• _Records for this exercise_
— BEGIN —

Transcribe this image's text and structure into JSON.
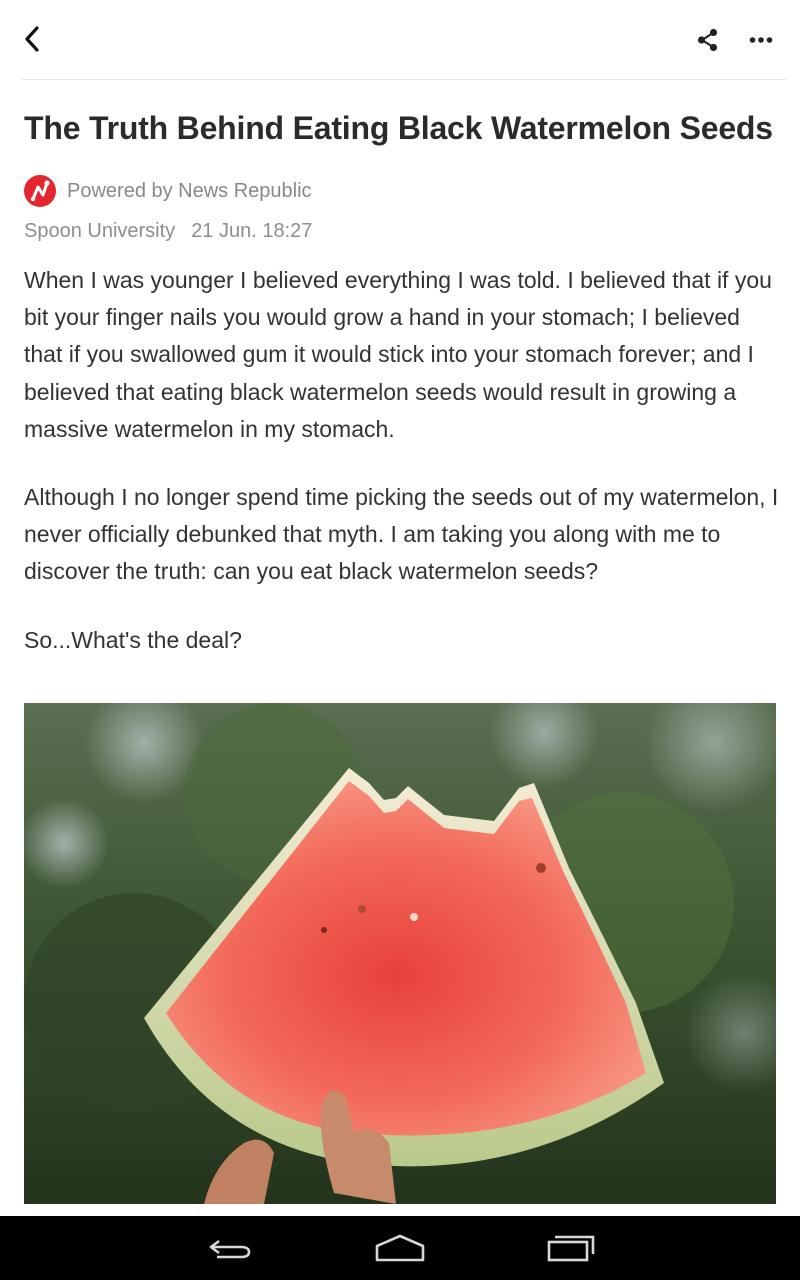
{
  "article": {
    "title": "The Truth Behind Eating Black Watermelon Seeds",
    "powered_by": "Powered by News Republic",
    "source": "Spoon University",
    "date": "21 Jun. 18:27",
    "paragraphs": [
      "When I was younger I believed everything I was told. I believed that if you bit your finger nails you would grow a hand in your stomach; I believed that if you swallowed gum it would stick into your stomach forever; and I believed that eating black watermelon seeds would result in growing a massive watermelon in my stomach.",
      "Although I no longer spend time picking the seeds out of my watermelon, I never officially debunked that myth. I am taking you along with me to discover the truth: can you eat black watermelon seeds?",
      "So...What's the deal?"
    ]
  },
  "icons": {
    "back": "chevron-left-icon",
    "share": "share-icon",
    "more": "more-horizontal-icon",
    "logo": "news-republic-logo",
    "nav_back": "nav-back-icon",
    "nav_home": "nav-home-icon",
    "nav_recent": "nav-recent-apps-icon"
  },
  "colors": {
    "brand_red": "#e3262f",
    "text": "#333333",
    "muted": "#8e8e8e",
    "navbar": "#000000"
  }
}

— END —

Pictures stay out; reproduce every line of the records exactly.

• _Task answer_
Transcribe this image's text and structure into JSON.
{
  "article": {
    "title": "The Truth Behind Eating Black Watermelon Seeds",
    "powered_by": "Powered by News Republic",
    "source": "Spoon University",
    "date": "21 Jun. 18:27",
    "paragraphs": [
      "When I was younger I believed everything I was told. I believed that if you bit your finger nails you would grow a hand in your stomach; I believed that if you swallowed gum it would stick into your stomach forever; and I believed that eating black watermelon seeds would result in growing a massive watermelon in my stomach.",
      "Although I no longer spend time picking the seeds out of my watermelon, I never officially debunked that myth. I am taking you along with me to discover the truth: can you eat black watermelon seeds?",
      "So...What's the deal?"
    ]
  },
  "icons": {
    "back": "chevron-left-icon",
    "share": "share-icon",
    "more": "more-horizontal-icon",
    "logo": "news-republic-logo",
    "nav_back": "nav-back-icon",
    "nav_home": "nav-home-icon",
    "nav_recent": "nav-recent-apps-icon"
  },
  "colors": {
    "brand_red": "#e3262f",
    "text": "#333333",
    "muted": "#8e8e8e",
    "navbar": "#000000"
  }
}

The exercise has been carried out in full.